## PROVIDED RECORDS
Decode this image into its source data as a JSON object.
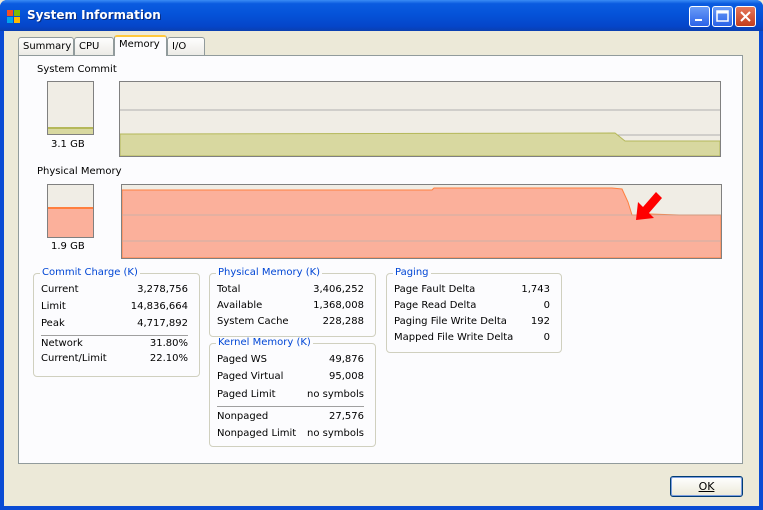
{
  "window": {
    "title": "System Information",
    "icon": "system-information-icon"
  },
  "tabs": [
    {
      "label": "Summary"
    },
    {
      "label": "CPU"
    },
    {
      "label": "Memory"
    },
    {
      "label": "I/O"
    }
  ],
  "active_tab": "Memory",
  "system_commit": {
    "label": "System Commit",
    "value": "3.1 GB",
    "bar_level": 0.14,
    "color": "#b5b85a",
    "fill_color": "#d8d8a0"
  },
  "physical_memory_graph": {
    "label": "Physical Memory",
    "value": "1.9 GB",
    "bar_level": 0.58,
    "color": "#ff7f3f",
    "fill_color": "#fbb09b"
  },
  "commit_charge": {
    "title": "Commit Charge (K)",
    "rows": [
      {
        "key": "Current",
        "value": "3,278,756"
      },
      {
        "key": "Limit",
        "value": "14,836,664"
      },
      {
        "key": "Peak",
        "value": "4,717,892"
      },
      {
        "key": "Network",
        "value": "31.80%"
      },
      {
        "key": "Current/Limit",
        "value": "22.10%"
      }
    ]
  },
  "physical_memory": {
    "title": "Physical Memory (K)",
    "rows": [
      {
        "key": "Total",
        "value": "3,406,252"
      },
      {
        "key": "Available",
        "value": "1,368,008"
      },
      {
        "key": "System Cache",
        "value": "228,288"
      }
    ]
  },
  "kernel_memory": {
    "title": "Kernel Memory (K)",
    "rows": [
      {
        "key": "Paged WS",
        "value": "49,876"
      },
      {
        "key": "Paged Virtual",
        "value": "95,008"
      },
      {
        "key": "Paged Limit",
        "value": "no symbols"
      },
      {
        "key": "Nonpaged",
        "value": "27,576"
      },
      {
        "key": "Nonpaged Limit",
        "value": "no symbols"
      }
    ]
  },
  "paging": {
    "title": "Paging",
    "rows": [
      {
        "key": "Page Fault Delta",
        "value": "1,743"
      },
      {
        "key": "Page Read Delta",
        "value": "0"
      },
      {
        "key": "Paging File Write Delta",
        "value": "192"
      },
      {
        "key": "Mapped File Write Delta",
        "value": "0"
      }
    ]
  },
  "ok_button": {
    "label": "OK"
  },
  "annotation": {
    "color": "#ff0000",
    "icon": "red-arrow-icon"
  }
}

## TO DO
Look through the data and show every line containing "Limit".

## TASK OUTPUT
        "key": "Limit",
        "key": "Current/Limit",
        "key": "Paged Limit",
        "key": "Nonpaged Limit",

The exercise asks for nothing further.